> WHAT IS BEING ASKED
Lines containing the word "Consider" are to be located and copied.

> LISTING
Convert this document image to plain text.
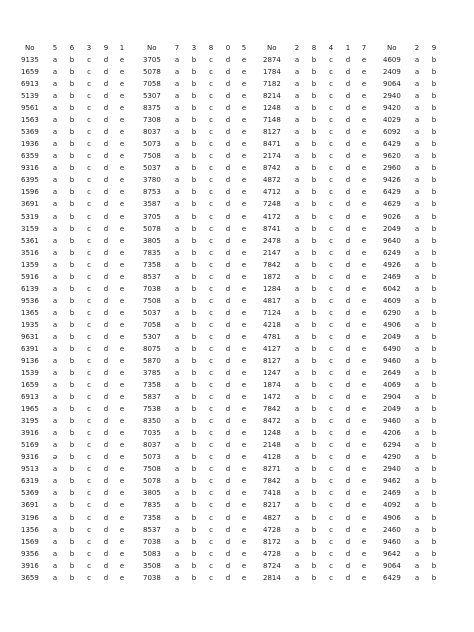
No	5	6	3	9	1	No	7	3	8	0	5	No	2	8	4	1	7	No	2	9
9135	a	b	c	d	e	3705	a	b	c	d	e	2874	a	b	c	d	e	4609	a	b
1659	a	b	c	d	e	5078	a	b	c	d	e	1784	a	b	c	d	e	2409	a	b
6913	a	b	c	d	e	7058	a	b	c	d	e	7182	a	b	c	d	e	9064	a	b
5139	a	b	c	d	e	5307	a	b	c	d	e	8214	a	b	c	d	e	2940	a	b
9561	a	b	c	d	e	8375	a	b	c	d	e	1248	a	b	c	d	e	9420	a	b
1563	a	b	c	d	e	7308	a	b	c	d	e	7148	a	b	c	d	e	4029	a	b
5369	a	b	c	d	e	8037	a	b	c	d	e	8127	a	b	c	d	e	6092	a	b
1936	a	b	c	d	e	5073	a	b	c	d	e	8471	a	b	c	d	e	6429	a	b
6359	a	b	c	d	e	7508	a	b	c	d	e	2174	a	b	c	d	e	9620	a	b
9316	a	b	c	d	e	5037	a	b	c	d	e	8742	a	b	c	d	e	2960	a	b
6395	a	b	c	d	e	3780	a	b	c	d	e	4872	a	b	c	d	e	9426	a	b
1596	a	b	c	d	e	8753	a	b	c	d	e	4712	a	b	c	d	e	6429	a	b
3691	a	b	c	d	e	3587	a	b	c	d	e	7248	a	b	c	d	e	4629	a	b
5319	a	b	c	d	e	3705	a	b	c	d	e	4172	a	b	c	d	e	9026	a	b
3159	a	b	c	d	e	5078	a	b	c	d	e	8741	a	b	c	d	e	2049	a	b
5361	a	b	c	d	e	3805	a	b	c	d	e	2478	a	b	c	d	e	9640	a	b
3516	a	b	c	d	e	7835	a	b	c	d	e	2147	a	b	c	d	e	6249	a	b
1359	a	b	c	d	e	7358	a	b	c	d	e	7842	a	b	c	d	e	4926	a	b
5916	a	b	c	d	e	8537	a	b	c	d	e	1872	a	b	c	d	e	2469	a	b
6139	a	b	c	d	e	7038	a	b	c	d	e	1284	a	b	c	d	e	6042	a	b
9536	a	b	c	d	e	7508	a	b	c	d	e	4817	a	b	c	d	e	4609	a	b
1365	a	b	c	d	e	5037	a	b	c	d	e	7124	a	b	c	d	e	6290	a	b
1935	a	b	c	d	e	7058	a	b	c	d	e	4218	a	b	c	d	e	4906	a	b
9631	a	b	c	d	e	5307	a	b	c	d	e	4781	a	b	c	d	e	2049	a	b
6391	a	b	c	d	e	8075	a	b	c	d	e	4127	a	b	c	d	e	6490	a	b
9136	a	b	c	d	e	5870	a	b	c	d	e	8127	a	b	c	d	e	9460	a	b
1539	a	b	c	d	e	3785	a	b	c	d	e	1247	a	b	c	d	e	2649	a	b
1659	a	b	c	d	e	7358	a	b	c	d	e	1874	a	b	c	d	e	4069	a	b
6913	a	b	c	d	e	5837	a	b	c	d	e	1472	a	b	c	d	e	2904	a	b
1965	a	b	c	d	e	7538	a	b	c	d	e	7842	a	b	c	d	e	2049	a	b
3195	a	b	c	d	e	8350	a	b	c	d	e	8472	a	b	c	d	e	9460	a	b
3916	a	b	c	d	e	7035	a	b	c	d	e	1248	a	b	c	d	e	4206	a	b
5169	a	b	c	d	e	8037	a	b	c	d	e	2148	a	b	c	d	e	6294	a	b
9316	ə	b	c	d	e	5073	a	b	c	d	e	4128	a	b	c	d	e	4290	a	b
9513	a	b	c	d	e	7508	a	b	c	d	e	8271	a	b	c	d	e	2940	a	b
6319	a	b	c	d	e	5078	a	b	c	d	e	7842	a	b	c	d	e	9462	a	b
5369	a	b	c	d	e	3805	a	b	c	d	e	7418	a	b	c	d	e	2469	a	b
3691	a	b	c	d	e	7835	a	b	c	d	e	8217	a	b	c	d	e	4092	a	b
3196	a	b	c	d	e	7358	a	b	c	d	e	4827	a	b	c	d	e	4906	a	b
1356	a	b	c	d	e	8537	a	b	c	d	e	4728	a	b	c	d	e	2460	a	b
1569	a	b	c	d	e	7038	a	b	c	d	e	8172	a	b	c	d	e	9460	a	b
9356	a	b	c	d	e	5083	a	b	c	d	e	4728	a	b	c	d	e	9642	a	b
3916	a	b	c	d	e	3508	a	b	c	d	e	8724	a	b	c	d	e	9064	a	b
3659	a	b	c	d	e	7038	a	b	c	d	e	2814	a	b	c	d	e	6429	a	b
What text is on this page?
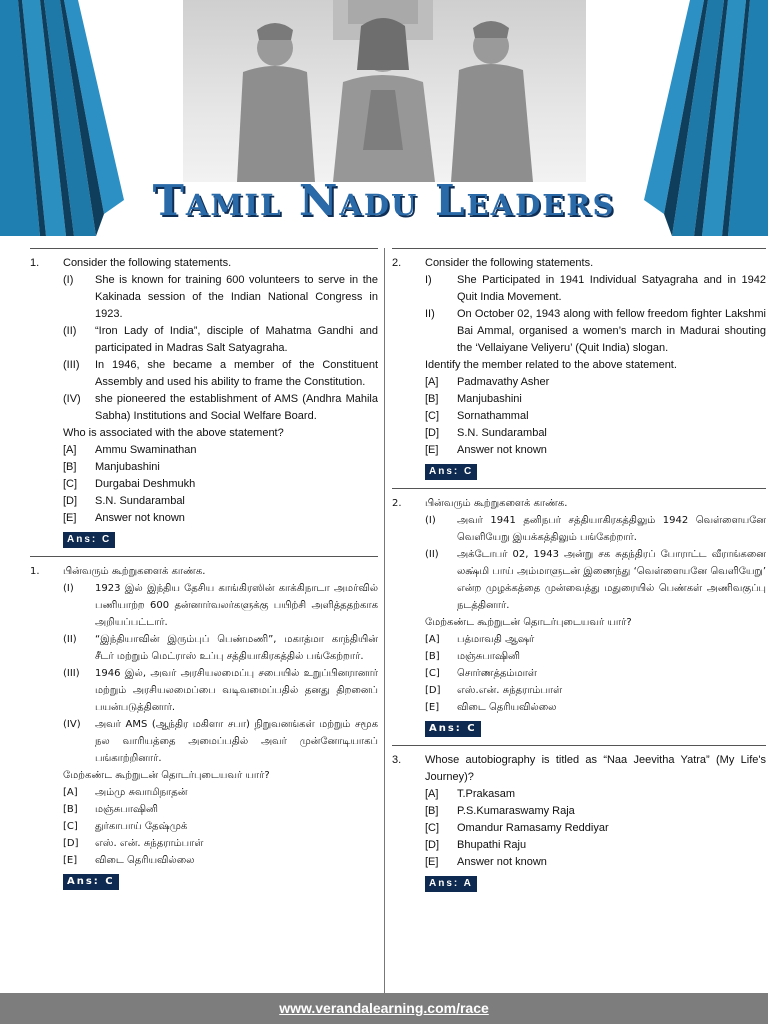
Tamil Nadu Leaders
1.	Consider the following statements.
(I)	She is known for training 600 volunteers to serve in the Kakinada session of the Indian National Congress in 1923.
(II)	“Iron Lady of India”, disciple of Mahatma Gandhi and participated in Madras Salt Satyagraha.
(III)	In 1946, she became a member of the Constituent Assembly and used his ability to frame the Constitution.
(IV)	she pioneered the establishment of AMS (Andhra Mahila Sabha) Institutions and Social Welfare Board.
Who is associated with the above statement?
[A]	Ammu Swaminathan
[B]	Manjubashini
[C]	Durgabai Deshmukh
[D]	S.N. Sundarambal
[E]	Answer not known
Ans: C
1.	பின்வரும் கூற்றுகளைக் காண்க.
(I)	1923 இல் இந்திய தேசிய காங்கிரஸின் காக்கிநாடா அமர்வில் பணியாற்ற 600 தன்னார்வலர்களுக்கு பயிற்சி அளித்ததற்காக அறியப்பட்டார்.
(II)	“இந்தியாவின் இரும்புப் பெண்மணி”, மகாத்மா காந்தியின் சீடர் மற்றும் மெட்ராஸ் உப்பு சத்தியாகிரகத்தில் பங்கேற்றார்.
(III)	1946 இல், அவர் அரசியலமைப்பு சபையில் உறுப்பினரானார் மற்றும் அரசியலமைப்பை வடிவமைப்பதில் தனது திறனைப் பயன்படுத்தினார்.
(IV)	அவர் AMS (ஆந்திர மகிளா சபா) நிறுவனங்கள் மற்றும் சமூக நல வாரியத்தை அமைப்பதில் அவர் முன்னோடியாகப் பங்காற்றினார்.
மேற்கண்ட கூற்றுடன் தொடர்புடையவர் யார்?
[A]	அம்மு சுவாமிநாதன்
[B]	மஞ்சுபாஷினி
[C]	துர்காபாய் தேஷ்முக்
[D]	எஸ். என். சுந்தராம்பாள்
[E]	விடை தெரியவில்லை
Ans: C
2.	Consider the following statements.
I)	She Participated in 1941 Individual Satyagraha and in 1942 Quit India Movement.
II)	On October 02, 1943 along with fellow freedom fighter Lakshmi Bai Ammal, organised a women’s march in Madurai shouting the ‘Vellaiyane Veliyeru’ (Quit India) slogan.
Identify the member related to the above statement.
[A]	Padmavathy Asher
[B]	Manjubashini
[C]	Sornathammal
[D]	S.N. Sundarambal
[E]	Answer not known
Ans: C
2.	பின்வரும் கூற்றுகளைக் காண்க.
(I)	அவர் 1941 தனிநபர் சத்தியாகிரகத்திலும் 1942 வெள்ளையனே வெளியேறு இயக்கத்திலும் பங்கேற்றார்.
(II)	அக்டோபர் 02, 1943 அன்று சக சுதந்திரப் போராட்ட வீராங்கனை லக்ஷ்மி பாய் அம்மாளுடன் இணைந்து ‘வெள்ளையனே வெளியேறு’ என்ற முழக்கத்தை முன்வைத்து மதுரையில் பெண்கள் அணிவகுப்பு நடத்தினார்.
மேற்கண்ட கூற்றுடன் தொடர்புடையவர் யார்?
[A]	பத்மாவதி ஆஷர்
[B]	மஞ்சுபாஷினி
[C]	சொர்ணத்தம்மாள்
[D]	எஸ்.என். சுந்தராம்பாள்
[E]	விடை தெரியவில்லை
Ans: C
3.	Whose autobiography is titled as “Naa Jeevitha Yatra” (My Life's Journey)?
[A]	T.Prakasam
[B]	P.S.Kumaraswamy Raja
[C]	Omandur Ramasamy Reddiyar
[D]	Bhupathi Raju
[E]	Answer not known
Ans: A
www.verandalearning.com/race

> FINAL ANSWER
1.	Consider the following statements.
2.	Consider the following statements.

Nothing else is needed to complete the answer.